◆ TASK GOAL
Filter the entries and keep only the lines where the string "ThirdPersonFollower" appears.

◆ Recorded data
/---
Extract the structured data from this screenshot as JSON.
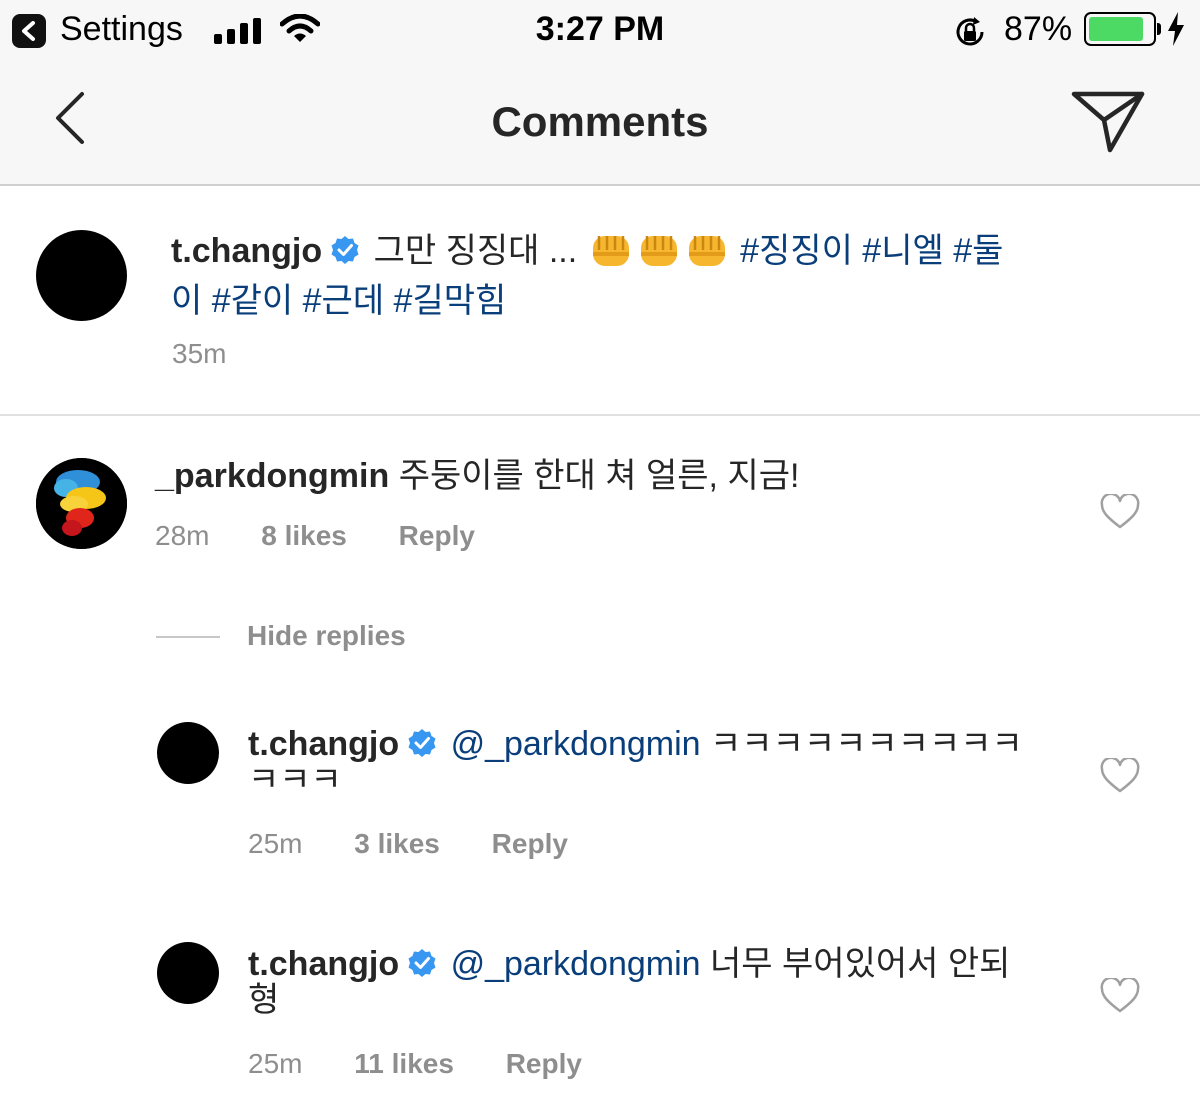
{
  "status_bar": {
    "back_app": "Settings",
    "time": "3:27 PM",
    "battery_percent": "87%",
    "battery_level": 0.87,
    "icons": [
      "signal-icon",
      "wifi-icon",
      "orientation-lock-icon",
      "battery-icon",
      "charging-icon"
    ]
  },
  "nav": {
    "title": "Comments",
    "back_icon": "chevron-left-icon",
    "send_icon": "direct-send-icon"
  },
  "caption": {
    "username": "t.changjo",
    "text": "그만 징징대 ...",
    "emojis": [
      "👊",
      "👊",
      "👊"
    ],
    "hashtags_line1": "#징징이 #니엘 #둘",
    "hashtags_line2": "이 #같이 #근데 #길막힘",
    "time": "35m"
  },
  "comments": [
    {
      "username": "_parkdongmin",
      "text": "주둥이를 한대 쳐 얼른, 지금!",
      "time": "28m",
      "likes": "8 likes",
      "reply": "Reply"
    }
  ],
  "hide_replies": "Hide replies",
  "replies": [
    {
      "username": "t.changjo",
      "mention": "@_parkdongmin",
      "text_line1": "ㅋㅋㅋㅋㅋㅋㅋㅋㅋㅋ",
      "text_line2": "ㅋㅋㅋ",
      "time": "25m",
      "likes": "3 likes",
      "reply": "Reply"
    },
    {
      "username": "t.changjo",
      "mention": "@_parkdongmin",
      "text_line1": "너무 부어있어서 안되",
      "text_line2": "형",
      "time": "25m",
      "likes": "11 likes",
      "reply": "Reply"
    }
  ]
}
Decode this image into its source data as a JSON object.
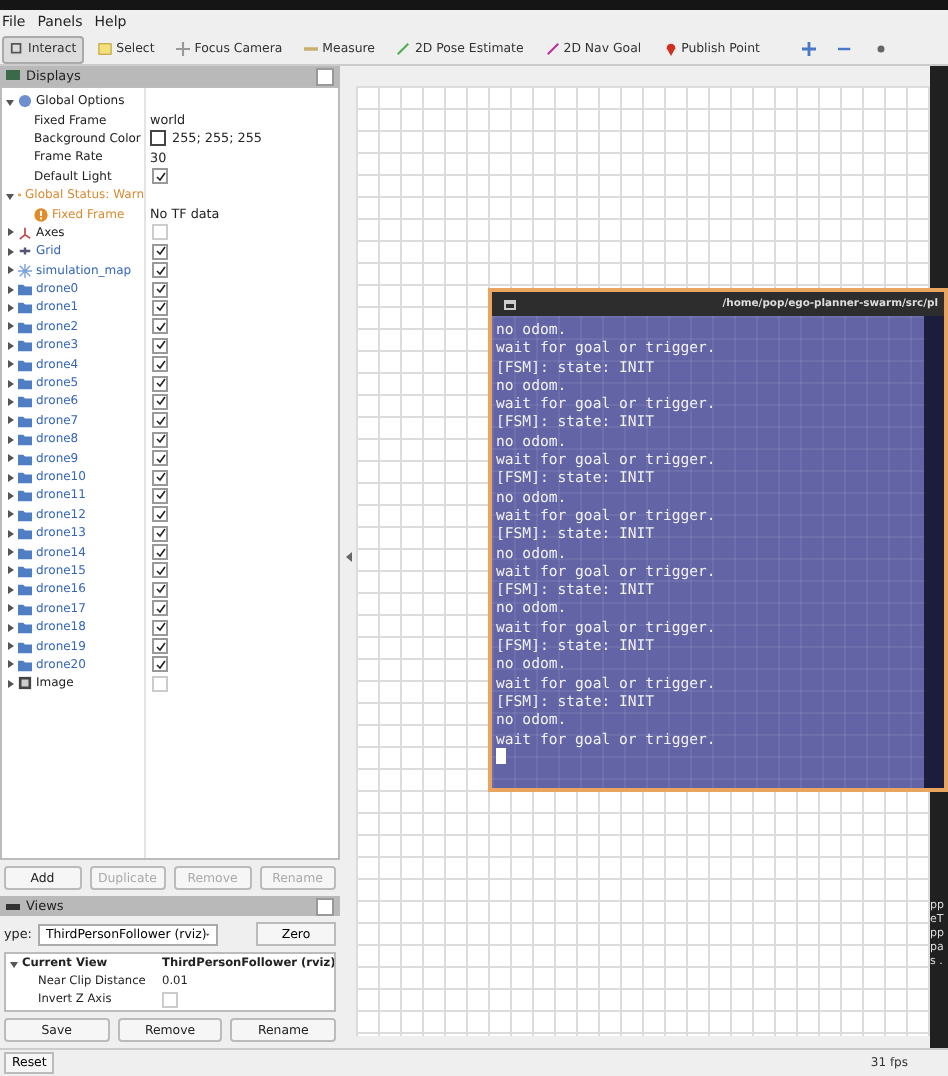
{
  "menu": [
    "File",
    "Panels",
    "Help"
  ],
  "toolbar": [
    {
      "label": "Interact",
      "kind": "interact",
      "selected": true
    },
    {
      "label": "Select",
      "kind": "select",
      "selected": false
    },
    {
      "label": "Focus Camera",
      "kind": "focus",
      "selected": false
    },
    {
      "label": "Measure",
      "kind": "measure",
      "selected": false
    },
    {
      "label": "2D Pose Estimate",
      "kind": "pose",
      "selected": false
    },
    {
      "label": "2D Nav Goal",
      "kind": "goal",
      "selected": false
    },
    {
      "label": "Publish Point",
      "kind": "point",
      "selected": false
    },
    {
      "kind": "move",
      "selected": false
    },
    {
      "kind": "minus",
      "selected": false
    },
    {
      "kind": "dot",
      "selected": false
    }
  ],
  "displays": {
    "title": "Displays",
    "tree": [
      {
        "label": "Global Options",
        "kind": "options",
        "expanded": true,
        "children": [
          {
            "label": "Fixed Frame",
            "kind": "property",
            "value": "world"
          },
          {
            "label": "Background Color",
            "kind": "color-property",
            "value": "255; 255; 255"
          },
          {
            "label": "Frame Rate",
            "kind": "property",
            "value": "30"
          },
          {
            "label": "Default Light",
            "kind": "bool-property",
            "checked": true
          }
        ]
      },
      {
        "label": "Global Status: Warn",
        "kind": "status",
        "expanded": true,
        "children": [
          {
            "label": "Fixed Frame",
            "kind": "status",
            "value": "No TF data"
          }
        ]
      },
      {
        "label": "Axes",
        "kind": "axes",
        "expanded": false,
        "checked": false
      },
      {
        "label": "Grid",
        "kind": "grid",
        "expanded": false,
        "checked": true
      },
      {
        "label": "simulation_map",
        "kind": "map",
        "expanded": false,
        "checked": true
      },
      {
        "label": "drone0",
        "kind": "folder",
        "expanded": false,
        "checked": true
      },
      {
        "label": "drone1",
        "kind": "folder",
        "expanded": false,
        "checked": true
      },
      {
        "label": "drone2",
        "kind": "folder",
        "expanded": false,
        "checked": true
      },
      {
        "label": "drone3",
        "kind": "folder",
        "expanded": false,
        "checked": true
      },
      {
        "label": "drone4",
        "kind": "folder",
        "expanded": false,
        "checked": true
      },
      {
        "label": "drone5",
        "kind": "folder",
        "expanded": false,
        "checked": true
      },
      {
        "label": "drone6",
        "kind": "folder",
        "expanded": false,
        "checked": true
      },
      {
        "label": "drone7",
        "kind": "folder",
        "expanded": false,
        "checked": true
      },
      {
        "label": "drone8",
        "kind": "folder",
        "expanded": false,
        "checked": true
      },
      {
        "label": "drone9",
        "kind": "folder",
        "expanded": false,
        "checked": true
      },
      {
        "label": "drone10",
        "kind": "folder",
        "expanded": false,
        "checked": true
      },
      {
        "label": "drone11",
        "kind": "folder",
        "expanded": false,
        "checked": true
      },
      {
        "label": "drone12",
        "kind": "folder",
        "expanded": false,
        "checked": true
      },
      {
        "label": "drone13",
        "kind": "folder",
        "expanded": false,
        "checked": true
      },
      {
        "label": "drone14",
        "kind": "folder",
        "expanded": false,
        "checked": true
      },
      {
        "label": "drone15",
        "kind": "folder",
        "expanded": false,
        "checked": true
      },
      {
        "label": "drone16",
        "kind": "folder",
        "expanded": false,
        "checked": true
      },
      {
        "label": "drone17",
        "kind": "folder",
        "expanded": false,
        "checked": true
      },
      {
        "label": "drone18",
        "kind": "folder",
        "expanded": false,
        "checked": true
      },
      {
        "label": "drone19",
        "kind": "folder",
        "expanded": false,
        "checked": true
      },
      {
        "label": "drone20",
        "kind": "folder",
        "expanded": false,
        "checked": true
      },
      {
        "label": "Image",
        "kind": "image",
        "expanded": false,
        "checked": false
      }
    ],
    "buttons": [
      {
        "label": "Add",
        "disabled": false
      },
      {
        "label": "Duplicate",
        "disabled": true
      },
      {
        "label": "Remove",
        "disabled": true
      },
      {
        "label": "Rename",
        "disabled": true
      }
    ]
  },
  "views": {
    "title": "Views",
    "type_label": "ype:",
    "type_value": "ThirdPersonFollower (rviz)",
    "zero": "Zero",
    "rows": [
      {
        "label": "Current View",
        "kind": "header",
        "value": "ThirdPersonFollower (rviz)",
        "expanded": true
      },
      {
        "label": "Near Clip Distance",
        "kind": "property",
        "value": "0.01"
      },
      {
        "label": "Invert Z Axis",
        "kind": "bool-property",
        "checked": false
      }
    ],
    "buttons": [
      "Save",
      "Remove",
      "Rename"
    ]
  },
  "status_bar": {
    "reset": "Reset",
    "fps": "31 fps"
  },
  "terminal": {
    "title": "/home/pop/ego-planner-swarm/src/pl",
    "lines": [
      "no odom.",
      "wait for goal or trigger.",
      "[FSM]: state: INIT",
      "no odom.",
      "wait for goal or trigger.",
      "[FSM]: state: INIT",
      "no odom.",
      "wait for goal or trigger.",
      "[FSM]: state: INIT",
      "no odom.",
      "wait for goal or trigger.",
      "[FSM]: state: INIT",
      "no odom.",
      "wait for goal or trigger.",
      "[FSM]: state: INIT",
      "no odom.",
      "wait for goal or trigger.",
      "[FSM]: state: INIT",
      "no odom.",
      "wait for goal or trigger.",
      "[FSM]: state: INIT",
      "no odom.",
      "wait for goal or trigger."
    ]
  },
  "side_fragments": [
    "pp",
    "eT",
    "pp",
    "pa",
    "s ."
  ]
}
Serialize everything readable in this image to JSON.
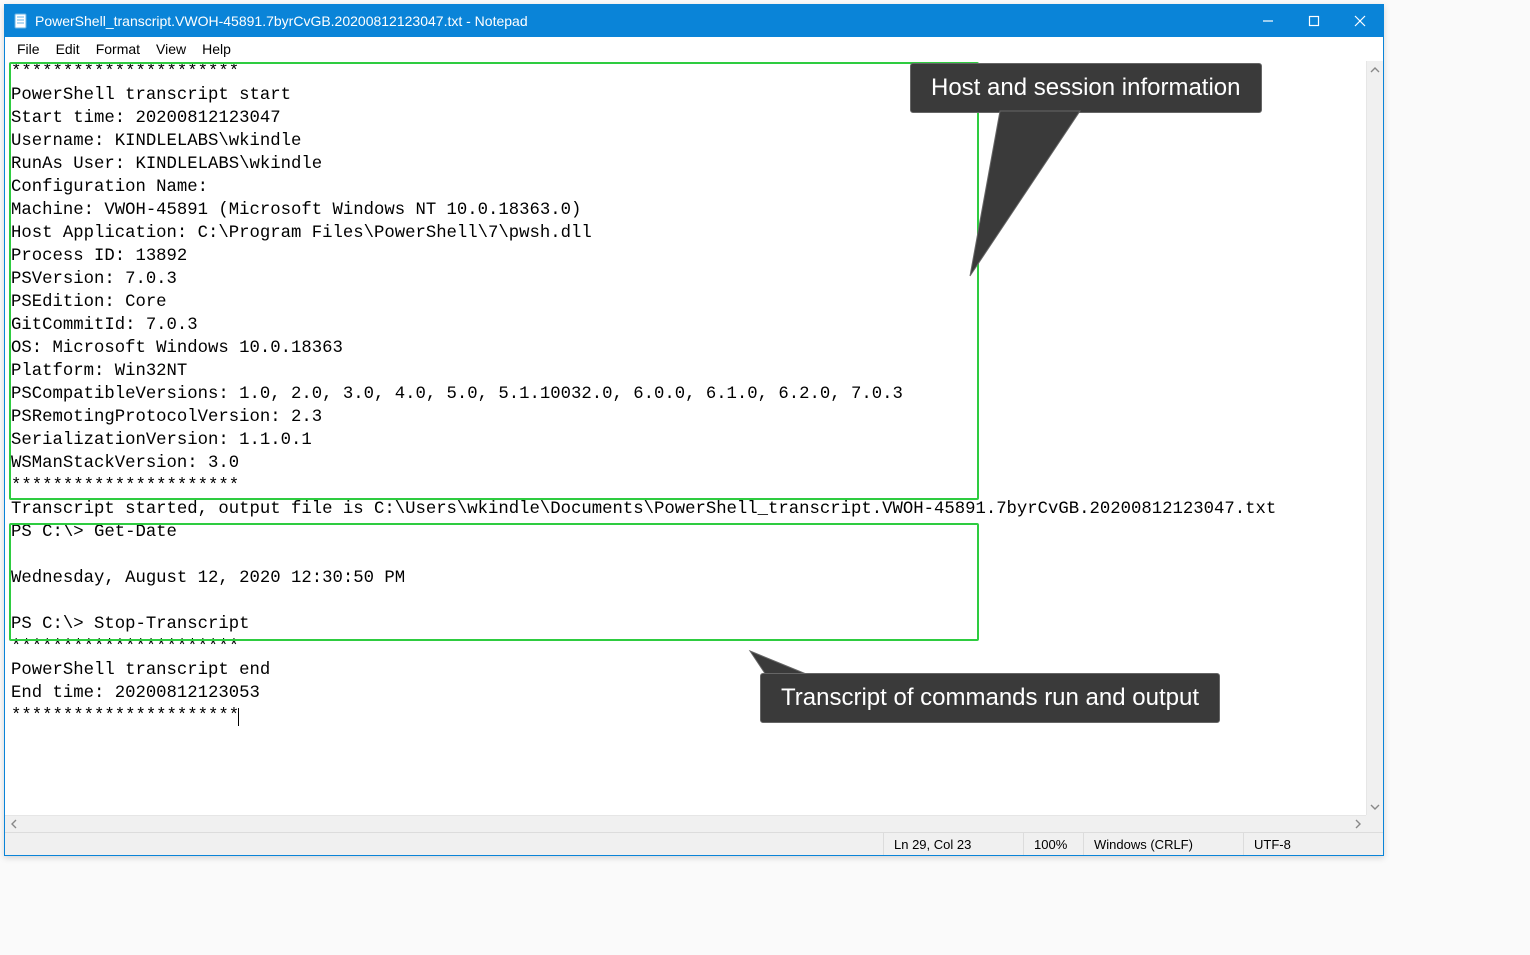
\---
◆ TASK RESULT
    "type_value": "ThirdPersonFollower (rviz)",
        "value": "ThirdPersonFollower (rviz)",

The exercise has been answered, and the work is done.